**DOCUMENTO FUENTE**
■ ■ ■ ■ ■

Ni siquiera los dioses están con los buenos
La segunda colaboración entre el director Robert Aldrich y el actor Burt Reynolds nació de la buena sintonía entre ambos y los buenos resultados económicos que tuvo Rompehuesos (The Longest Yards, 1974). Burt Reynolds buscaba con esta segunda colaboración una variación en sus registros interpretativos, dirigidos hacia una mayor profundidad y contención, registros en los que pocas veces más conseguiría tan notables resultados . Robert Aldrich vio con esta película la posibilidad de seguir siendo una mosca cojonera dentro del Sistema pero consciente, más que nunca, de «la naturaleza caprichosa que rige nuestros destinos» (Jaime Iglesias Gamboa, Robert Aldrich, 2009, Cátedra, p.378).

■ ■ ■ ■ ■

**INSTRUCCIÓN**
Devuelve sin cambios el fragmento del documento fuente que empieza en "Ni siquiera los" y termina en "2009, Cátedra, p.378).".

**ENTRADAS PROPORCIONADAS**
■ ■ ■ ■ ■

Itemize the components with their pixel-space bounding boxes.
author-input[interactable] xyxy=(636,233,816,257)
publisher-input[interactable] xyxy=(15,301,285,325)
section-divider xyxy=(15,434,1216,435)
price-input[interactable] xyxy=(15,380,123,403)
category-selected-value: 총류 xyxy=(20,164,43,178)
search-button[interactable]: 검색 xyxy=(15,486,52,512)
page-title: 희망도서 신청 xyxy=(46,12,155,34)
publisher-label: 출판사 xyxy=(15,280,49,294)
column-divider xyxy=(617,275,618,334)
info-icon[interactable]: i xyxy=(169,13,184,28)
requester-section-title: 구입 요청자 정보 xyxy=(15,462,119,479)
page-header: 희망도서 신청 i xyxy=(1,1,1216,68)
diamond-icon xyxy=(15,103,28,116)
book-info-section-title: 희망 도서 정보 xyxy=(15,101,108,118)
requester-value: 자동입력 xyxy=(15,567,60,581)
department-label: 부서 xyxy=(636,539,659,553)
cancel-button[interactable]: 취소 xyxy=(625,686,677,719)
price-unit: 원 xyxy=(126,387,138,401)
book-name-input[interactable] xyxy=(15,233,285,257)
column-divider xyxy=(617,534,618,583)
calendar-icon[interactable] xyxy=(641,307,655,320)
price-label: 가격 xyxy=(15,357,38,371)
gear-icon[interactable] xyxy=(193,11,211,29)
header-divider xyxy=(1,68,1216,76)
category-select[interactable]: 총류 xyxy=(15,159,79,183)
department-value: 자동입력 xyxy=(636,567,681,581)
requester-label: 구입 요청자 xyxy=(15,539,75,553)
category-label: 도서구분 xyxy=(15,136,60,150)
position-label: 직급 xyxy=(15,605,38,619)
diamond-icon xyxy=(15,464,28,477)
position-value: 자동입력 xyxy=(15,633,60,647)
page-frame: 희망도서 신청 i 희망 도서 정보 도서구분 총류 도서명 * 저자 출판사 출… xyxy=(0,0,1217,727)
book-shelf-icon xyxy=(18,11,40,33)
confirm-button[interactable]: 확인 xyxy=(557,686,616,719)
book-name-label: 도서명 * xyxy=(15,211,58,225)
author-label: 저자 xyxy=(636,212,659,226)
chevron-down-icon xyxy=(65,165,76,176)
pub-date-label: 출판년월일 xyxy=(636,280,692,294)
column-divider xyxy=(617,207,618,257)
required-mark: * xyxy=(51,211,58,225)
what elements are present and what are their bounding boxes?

■ ■ ■ ■ ■

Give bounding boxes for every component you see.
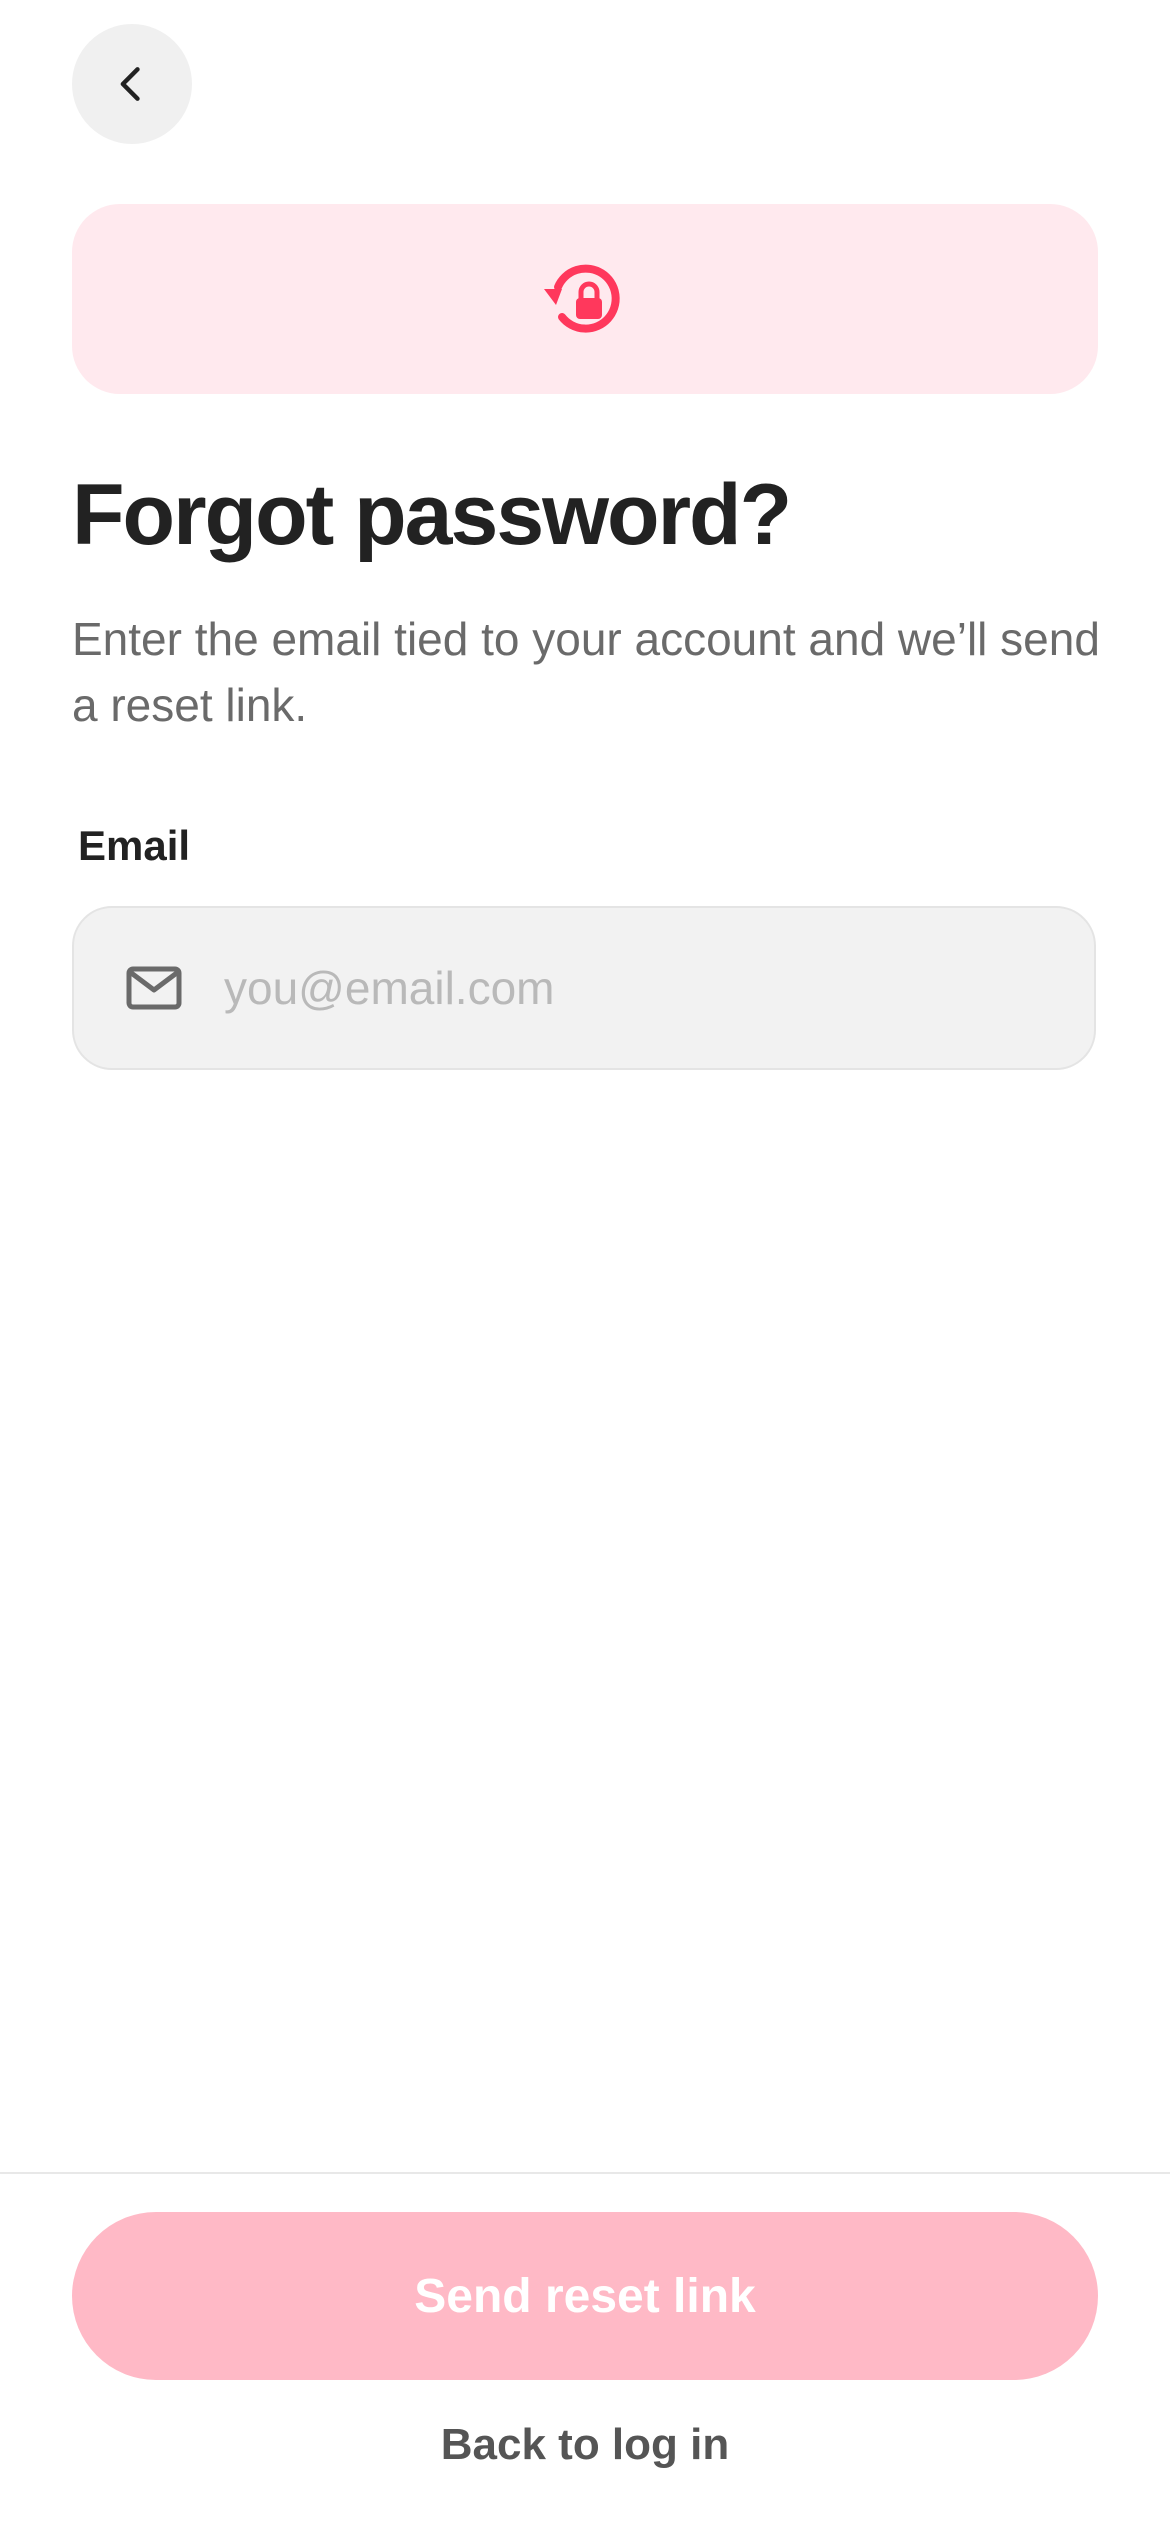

■ ■ ■ ■ ■

**RESULTADO**
Ni siquiera los dioses están con los buenos
La segunda colaboración entre el director Robert Aldrich y el actor Burt Reynolds nació de la buena sintonía entre ambos y los buenos resultados económicos que tuvo Rompehuesos (The Longest Yards, 1974). Burt Reynolds buscaba con esta segunda colaboración una variación en sus registros interpretativos, dirigidos hacia una mayor profundidad y contención, registros en los que pocas veces más conseguiría tan notables resultados . Robert Aldrich vio con esta película la posibilidad de seguir siendo una mosca cojonera dentro del Sistema pero consciente, más que nunca, de «la naturaleza caprichosa que rige nuestros destinos» (Jaime Iglesias Gamboa, Robert Aldrich, 2009, Cátedra, p.378).